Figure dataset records
○ ○ ○

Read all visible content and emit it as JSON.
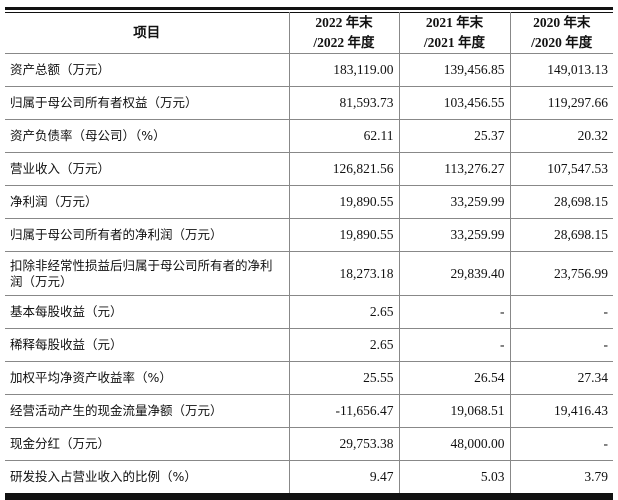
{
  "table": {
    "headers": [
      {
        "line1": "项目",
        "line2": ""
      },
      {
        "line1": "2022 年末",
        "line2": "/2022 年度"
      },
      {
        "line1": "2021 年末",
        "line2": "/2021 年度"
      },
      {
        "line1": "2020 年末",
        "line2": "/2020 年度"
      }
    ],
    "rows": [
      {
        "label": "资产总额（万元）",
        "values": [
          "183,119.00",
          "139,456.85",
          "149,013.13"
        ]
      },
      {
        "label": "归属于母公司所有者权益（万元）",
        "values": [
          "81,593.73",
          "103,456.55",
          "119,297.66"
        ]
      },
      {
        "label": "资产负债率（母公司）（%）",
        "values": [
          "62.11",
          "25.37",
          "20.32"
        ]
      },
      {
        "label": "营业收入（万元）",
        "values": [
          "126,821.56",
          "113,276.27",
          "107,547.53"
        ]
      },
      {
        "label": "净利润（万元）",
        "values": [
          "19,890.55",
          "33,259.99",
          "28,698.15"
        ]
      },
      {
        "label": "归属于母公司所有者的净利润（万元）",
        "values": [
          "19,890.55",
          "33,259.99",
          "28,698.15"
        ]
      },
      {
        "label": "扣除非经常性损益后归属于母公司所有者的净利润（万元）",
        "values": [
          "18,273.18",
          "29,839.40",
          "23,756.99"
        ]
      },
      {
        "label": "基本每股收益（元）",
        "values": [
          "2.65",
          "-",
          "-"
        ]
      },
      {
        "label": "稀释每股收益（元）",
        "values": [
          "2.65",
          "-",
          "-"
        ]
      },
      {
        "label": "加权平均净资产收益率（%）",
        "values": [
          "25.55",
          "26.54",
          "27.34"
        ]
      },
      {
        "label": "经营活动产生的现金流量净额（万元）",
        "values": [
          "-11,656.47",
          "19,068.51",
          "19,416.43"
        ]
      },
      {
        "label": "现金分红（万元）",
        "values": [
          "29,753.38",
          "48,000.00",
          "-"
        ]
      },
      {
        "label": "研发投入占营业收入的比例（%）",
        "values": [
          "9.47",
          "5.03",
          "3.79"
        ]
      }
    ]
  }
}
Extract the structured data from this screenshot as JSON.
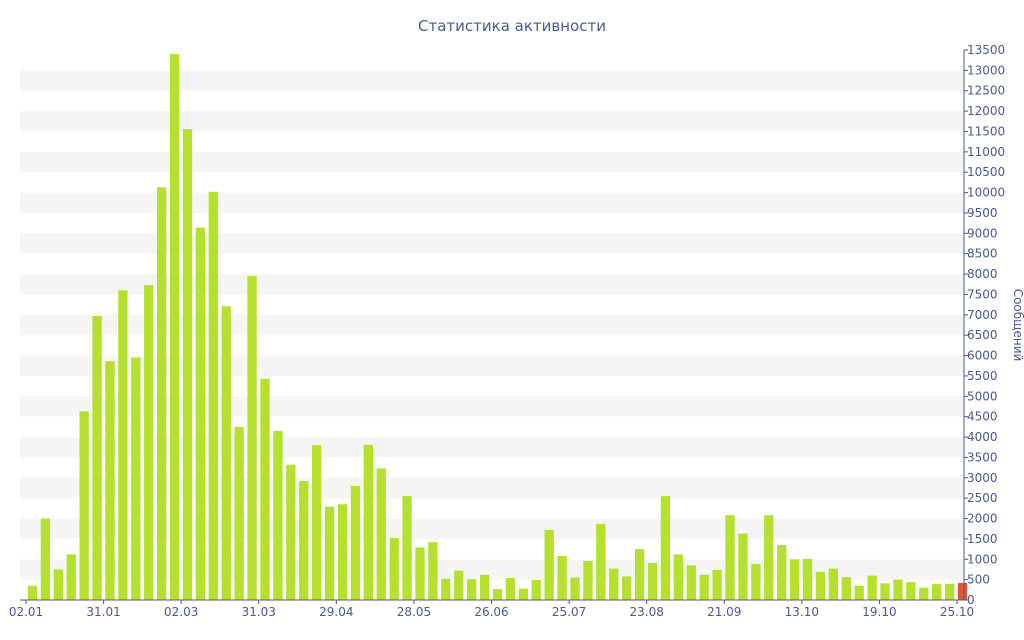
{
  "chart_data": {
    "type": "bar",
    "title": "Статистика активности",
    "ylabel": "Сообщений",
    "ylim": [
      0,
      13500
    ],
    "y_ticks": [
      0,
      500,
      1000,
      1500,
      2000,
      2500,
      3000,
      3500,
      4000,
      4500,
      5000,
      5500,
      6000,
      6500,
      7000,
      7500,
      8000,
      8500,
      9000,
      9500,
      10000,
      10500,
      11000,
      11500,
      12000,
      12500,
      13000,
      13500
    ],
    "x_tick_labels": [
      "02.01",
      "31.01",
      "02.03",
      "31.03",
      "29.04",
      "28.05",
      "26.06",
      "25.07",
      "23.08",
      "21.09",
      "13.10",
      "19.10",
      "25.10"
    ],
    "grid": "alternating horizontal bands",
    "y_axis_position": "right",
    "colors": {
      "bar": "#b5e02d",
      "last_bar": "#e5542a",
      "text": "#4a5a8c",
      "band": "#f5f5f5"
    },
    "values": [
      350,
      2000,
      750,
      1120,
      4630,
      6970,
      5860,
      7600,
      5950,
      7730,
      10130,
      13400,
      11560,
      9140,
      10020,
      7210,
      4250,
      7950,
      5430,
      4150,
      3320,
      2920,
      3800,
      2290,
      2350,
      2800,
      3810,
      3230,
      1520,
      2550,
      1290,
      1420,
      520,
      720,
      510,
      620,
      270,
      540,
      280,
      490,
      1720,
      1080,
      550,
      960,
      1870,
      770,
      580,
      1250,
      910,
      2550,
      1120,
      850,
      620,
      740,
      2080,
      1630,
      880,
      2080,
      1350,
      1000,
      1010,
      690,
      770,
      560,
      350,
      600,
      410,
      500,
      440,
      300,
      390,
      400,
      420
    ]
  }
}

○ ○ ○

[What needs to be done]:
Using the data above, copy each line that contains "JSON".

[Solution to this exercise]:
Read all visible content and emit it as JSON.
Extract the structured data from this screenshot as JSON.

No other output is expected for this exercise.